Task brief –
Each line that holds the word "Korea" is to be identified and copied.

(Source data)
* begin *
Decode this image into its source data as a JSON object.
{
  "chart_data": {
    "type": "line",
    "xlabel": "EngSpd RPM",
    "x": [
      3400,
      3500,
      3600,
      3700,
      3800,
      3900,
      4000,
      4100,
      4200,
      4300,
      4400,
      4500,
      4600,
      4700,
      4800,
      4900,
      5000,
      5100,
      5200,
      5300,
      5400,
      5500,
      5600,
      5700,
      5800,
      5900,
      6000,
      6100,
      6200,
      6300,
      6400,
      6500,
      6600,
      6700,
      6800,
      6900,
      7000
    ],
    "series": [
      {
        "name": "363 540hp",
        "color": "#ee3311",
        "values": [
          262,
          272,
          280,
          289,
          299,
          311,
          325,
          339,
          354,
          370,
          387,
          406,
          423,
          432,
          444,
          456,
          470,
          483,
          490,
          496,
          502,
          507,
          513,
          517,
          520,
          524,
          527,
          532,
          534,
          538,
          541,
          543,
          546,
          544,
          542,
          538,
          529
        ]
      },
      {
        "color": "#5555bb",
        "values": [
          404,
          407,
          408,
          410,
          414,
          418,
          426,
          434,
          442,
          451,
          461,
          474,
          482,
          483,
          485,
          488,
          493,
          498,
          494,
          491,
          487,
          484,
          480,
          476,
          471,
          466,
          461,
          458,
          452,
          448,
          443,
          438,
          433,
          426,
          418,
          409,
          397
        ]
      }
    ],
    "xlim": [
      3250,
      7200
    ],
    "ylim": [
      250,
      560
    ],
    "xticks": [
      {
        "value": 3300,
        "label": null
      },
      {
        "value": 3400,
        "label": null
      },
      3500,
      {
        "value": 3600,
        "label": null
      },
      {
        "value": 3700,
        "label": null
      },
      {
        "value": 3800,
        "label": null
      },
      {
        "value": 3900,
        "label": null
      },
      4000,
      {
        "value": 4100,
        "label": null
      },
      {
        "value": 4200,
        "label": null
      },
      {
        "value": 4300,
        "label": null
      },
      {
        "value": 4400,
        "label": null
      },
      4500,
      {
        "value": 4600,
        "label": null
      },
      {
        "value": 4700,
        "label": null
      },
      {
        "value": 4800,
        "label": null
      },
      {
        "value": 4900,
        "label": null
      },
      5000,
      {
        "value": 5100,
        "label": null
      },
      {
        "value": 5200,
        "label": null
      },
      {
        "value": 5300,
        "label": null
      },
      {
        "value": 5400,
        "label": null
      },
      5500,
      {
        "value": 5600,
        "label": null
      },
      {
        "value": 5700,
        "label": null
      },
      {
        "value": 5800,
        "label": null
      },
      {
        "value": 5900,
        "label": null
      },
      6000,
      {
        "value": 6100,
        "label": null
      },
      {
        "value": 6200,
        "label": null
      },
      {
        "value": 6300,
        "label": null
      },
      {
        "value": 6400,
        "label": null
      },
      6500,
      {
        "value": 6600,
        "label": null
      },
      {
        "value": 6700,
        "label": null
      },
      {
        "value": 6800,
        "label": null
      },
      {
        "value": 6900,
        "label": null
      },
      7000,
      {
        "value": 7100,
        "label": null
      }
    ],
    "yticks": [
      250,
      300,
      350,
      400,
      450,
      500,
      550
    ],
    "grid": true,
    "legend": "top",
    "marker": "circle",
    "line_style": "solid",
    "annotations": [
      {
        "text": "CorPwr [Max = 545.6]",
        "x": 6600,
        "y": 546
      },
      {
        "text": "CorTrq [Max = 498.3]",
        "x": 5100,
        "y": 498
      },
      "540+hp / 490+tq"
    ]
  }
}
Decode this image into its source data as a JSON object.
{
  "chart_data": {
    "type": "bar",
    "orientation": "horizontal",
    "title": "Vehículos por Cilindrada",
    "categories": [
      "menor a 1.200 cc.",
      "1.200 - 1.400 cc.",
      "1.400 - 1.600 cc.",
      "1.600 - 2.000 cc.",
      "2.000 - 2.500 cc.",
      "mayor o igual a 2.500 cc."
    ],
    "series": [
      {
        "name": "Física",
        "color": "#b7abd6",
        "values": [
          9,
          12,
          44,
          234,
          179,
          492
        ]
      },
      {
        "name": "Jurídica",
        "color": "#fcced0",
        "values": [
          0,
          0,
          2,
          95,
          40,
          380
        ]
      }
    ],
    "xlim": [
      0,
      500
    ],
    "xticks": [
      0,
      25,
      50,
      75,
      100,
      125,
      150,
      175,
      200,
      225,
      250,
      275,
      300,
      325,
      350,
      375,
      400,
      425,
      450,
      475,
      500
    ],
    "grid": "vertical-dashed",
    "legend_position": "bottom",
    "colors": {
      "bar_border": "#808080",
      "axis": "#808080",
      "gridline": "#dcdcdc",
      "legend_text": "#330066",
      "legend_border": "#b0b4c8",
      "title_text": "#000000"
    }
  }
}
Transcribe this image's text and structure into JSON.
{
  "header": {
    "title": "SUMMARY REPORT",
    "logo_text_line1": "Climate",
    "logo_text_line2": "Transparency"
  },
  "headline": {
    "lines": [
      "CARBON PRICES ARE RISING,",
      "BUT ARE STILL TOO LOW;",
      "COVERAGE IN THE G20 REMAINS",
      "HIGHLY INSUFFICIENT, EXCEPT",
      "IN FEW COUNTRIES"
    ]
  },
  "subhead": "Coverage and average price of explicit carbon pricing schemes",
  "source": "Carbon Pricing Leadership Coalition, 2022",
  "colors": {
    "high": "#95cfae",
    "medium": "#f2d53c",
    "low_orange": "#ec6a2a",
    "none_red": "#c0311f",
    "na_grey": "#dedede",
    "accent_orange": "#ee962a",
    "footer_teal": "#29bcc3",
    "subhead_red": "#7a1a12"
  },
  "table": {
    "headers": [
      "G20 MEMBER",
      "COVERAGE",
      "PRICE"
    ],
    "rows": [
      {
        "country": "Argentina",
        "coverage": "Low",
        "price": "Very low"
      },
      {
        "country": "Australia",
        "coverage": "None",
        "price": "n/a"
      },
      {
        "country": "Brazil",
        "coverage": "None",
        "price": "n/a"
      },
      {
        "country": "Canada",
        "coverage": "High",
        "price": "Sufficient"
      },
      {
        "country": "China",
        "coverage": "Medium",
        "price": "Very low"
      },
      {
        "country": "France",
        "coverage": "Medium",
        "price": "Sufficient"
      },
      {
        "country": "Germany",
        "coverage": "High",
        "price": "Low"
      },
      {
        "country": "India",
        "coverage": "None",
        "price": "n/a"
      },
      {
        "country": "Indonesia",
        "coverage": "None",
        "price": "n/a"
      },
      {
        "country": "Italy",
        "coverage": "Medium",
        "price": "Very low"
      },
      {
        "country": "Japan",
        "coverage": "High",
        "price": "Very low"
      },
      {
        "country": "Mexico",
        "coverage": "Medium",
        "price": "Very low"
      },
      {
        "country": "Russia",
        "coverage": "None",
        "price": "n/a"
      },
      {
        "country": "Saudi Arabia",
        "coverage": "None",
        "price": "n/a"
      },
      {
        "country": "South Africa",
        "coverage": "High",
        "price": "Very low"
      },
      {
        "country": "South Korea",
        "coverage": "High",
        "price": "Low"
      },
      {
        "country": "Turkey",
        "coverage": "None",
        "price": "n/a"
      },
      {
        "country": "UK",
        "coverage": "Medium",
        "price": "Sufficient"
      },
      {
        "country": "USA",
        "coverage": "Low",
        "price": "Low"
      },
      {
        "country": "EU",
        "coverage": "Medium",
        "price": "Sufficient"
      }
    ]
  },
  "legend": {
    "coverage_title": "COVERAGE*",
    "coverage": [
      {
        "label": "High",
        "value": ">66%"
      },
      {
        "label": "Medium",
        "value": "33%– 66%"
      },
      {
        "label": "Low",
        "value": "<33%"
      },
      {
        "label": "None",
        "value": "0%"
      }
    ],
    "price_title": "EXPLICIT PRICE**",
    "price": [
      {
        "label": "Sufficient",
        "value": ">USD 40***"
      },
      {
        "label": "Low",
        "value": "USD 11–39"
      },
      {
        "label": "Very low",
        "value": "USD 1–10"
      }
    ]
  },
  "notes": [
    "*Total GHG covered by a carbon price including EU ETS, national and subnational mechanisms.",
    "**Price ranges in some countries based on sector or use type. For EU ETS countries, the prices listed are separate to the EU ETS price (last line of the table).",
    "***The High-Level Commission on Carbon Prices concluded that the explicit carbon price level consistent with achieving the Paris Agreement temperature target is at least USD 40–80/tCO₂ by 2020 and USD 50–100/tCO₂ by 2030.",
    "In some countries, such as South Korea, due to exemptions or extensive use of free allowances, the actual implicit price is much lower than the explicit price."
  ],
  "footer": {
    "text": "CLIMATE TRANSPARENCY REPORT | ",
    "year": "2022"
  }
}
* end *
Output –
        "country": "South Korea",
    "In some countries, such as South Korea, due to exemptions or extensive use of free allowances, the actual implicit price is much lower than the explicit price."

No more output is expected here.